What needs to be done — What follows is a set of entries. Give them again exactly, without the pictures.

Data listing —
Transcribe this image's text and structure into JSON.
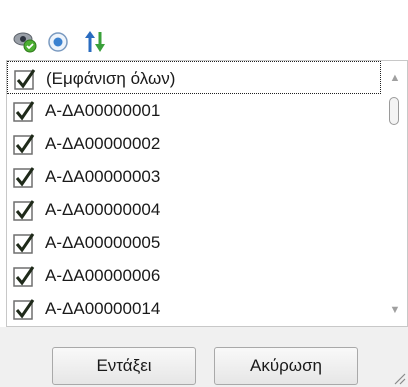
{
  "toolbar": {
    "icons": [
      "show-all-icon",
      "radio-target-icon",
      "sort-arrows-icon"
    ]
  },
  "list": {
    "items": [
      {
        "label": "(Εμφάνιση όλων)",
        "checked": true
      },
      {
        "label": "Α-ΔΑ00000001",
        "checked": true
      },
      {
        "label": "Α-ΔΑ00000002",
        "checked": true
      },
      {
        "label": "Α-ΔΑ00000003",
        "checked": true
      },
      {
        "label": "Α-ΔΑ00000004",
        "checked": true
      },
      {
        "label": "Α-ΔΑ00000005",
        "checked": true
      },
      {
        "label": "Α-ΔΑ00000006",
        "checked": true
      },
      {
        "label": "Α-ΔΑ00000014",
        "checked": true
      }
    ],
    "scroll_up_glyph": "▲",
    "scroll_down_glyph": "▼"
  },
  "footer": {
    "ok_label": "Εντάξει",
    "cancel_label": "Ακύρωση"
  },
  "colors": {
    "check_green": "#3a7d2a",
    "check_border": "#6f6f6f"
  }
}
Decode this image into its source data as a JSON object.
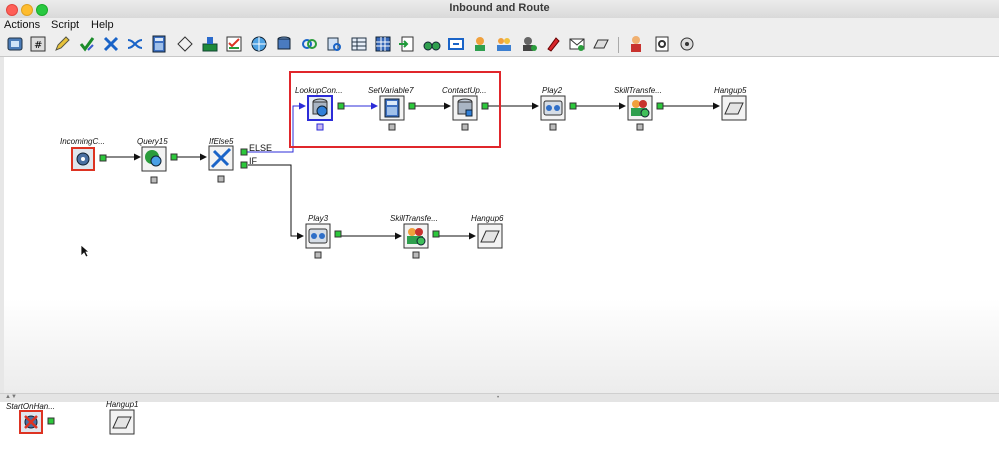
{
  "window": {
    "title": "Inbound and Route"
  },
  "menu": [
    "Actions",
    "Script",
    "Help"
  ],
  "toolbar_icons": [
    "script-editor-icon",
    "variable-icon",
    "pencil-icon",
    "check-icon",
    "tools-icon",
    "shuffle-icon",
    "calculator-icon",
    "diamond-icon",
    "switch-icon",
    "checklist-icon",
    "globe-icon",
    "database-icon",
    "link-icon",
    "query-icon",
    "table-icon",
    "import-icon",
    "binoculars-icon",
    "monitor-icon",
    "agent-icon",
    "group-icon",
    "user-icon",
    "edit-icon",
    "mail-icon",
    "phone-icon",
    "agent-red-icon",
    "settings-icon",
    "settings2-icon"
  ],
  "nodes": {
    "incoming": "IncomingC...",
    "query": "Query15",
    "ifelse": "IfElse5",
    "lookup": "LookupCon...",
    "setvar": "SetVariable7",
    "contactup": "ContactUp...",
    "play2": "Play2",
    "skill1": "SkillTransfe...",
    "hangup5": "Hangup5",
    "play3": "Play3",
    "skill2": "SkillTransfe...",
    "hangup6": "Hangup6",
    "starton": "StartOnHan...",
    "hangup1": "Hangup1"
  },
  "branches": {
    "else": "ELSE",
    "if": "IF"
  },
  "colors": {
    "highlight": "#e0262b",
    "selected_wire": "#2c2cd8"
  }
}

Correct answer —
Transcribe this image's text and structure into JSON.
{
  "toolbar": {
    "icons": [
      "show-all-icon",
      "radio-target-icon",
      "sort-arrows-icon"
    ]
  },
  "list": {
    "items": [
      {
        "label": "(Εμφάνιση όλων)",
        "checked": true
      },
      {
        "label": "Α-ΔΑ00000001",
        "checked": true
      },
      {
        "label": "Α-ΔΑ00000002",
        "checked": true
      },
      {
        "label": "Α-ΔΑ00000003",
        "checked": true
      },
      {
        "label": "Α-ΔΑ00000004",
        "checked": true
      },
      {
        "label": "Α-ΔΑ00000005",
        "checked": true
      },
      {
        "label": "Α-ΔΑ00000006",
        "checked": true
      },
      {
        "label": "Α-ΔΑ00000014",
        "checked": true
      }
    ],
    "scroll_up_glyph": "▲",
    "scroll_down_glyph": "▼"
  },
  "footer": {
    "ok_label": "Εντάξει",
    "cancel_label": "Ακύρωση"
  },
  "colors": {
    "check_green": "#3a7d2a",
    "check_border": "#6f6f6f"
  }
}
Decode this image into its source data as a JSON object.
{
  "window": {
    "title": "Inbound and Route"
  },
  "menu": [
    "Actions",
    "Script",
    "Help"
  ],
  "toolbar_icons": [
    "script-editor-icon",
    "variable-icon",
    "pencil-icon",
    "check-icon",
    "tools-icon",
    "shuffle-icon",
    "calculator-icon",
    "diamond-icon",
    "switch-icon",
    "checklist-icon",
    "globe-icon",
    "database-icon",
    "link-icon",
    "query-icon",
    "table-icon",
    "import-icon",
    "binoculars-icon",
    "monitor-icon",
    "agent-icon",
    "group-icon",
    "user-icon",
    "edit-icon",
    "mail-icon",
    "phone-icon",
    "agent-red-icon",
    "settings-icon",
    "settings2-icon"
  ],
  "nodes": {
    "incoming": "IncomingC...",
    "query": "Query15",
    "ifelse": "IfElse5",
    "lookup": "LookupCon...",
    "setvar": "SetVariable7",
    "contactup": "ContactUp...",
    "play2": "Play2",
    "skill1": "SkillTransfe...",
    "hangup5": "Hangup5",
    "play3": "Play3",
    "skill2": "SkillTransfe...",
    "hangup6": "Hangup6",
    "starton": "StartOnHan...",
    "hangup1": "Hangup1"
  },
  "branches": {
    "else": "ELSE",
    "if": "IF"
  },
  "colors": {
    "highlight": "#e0262b",
    "selected_wire": "#2c2cd8"
  }
}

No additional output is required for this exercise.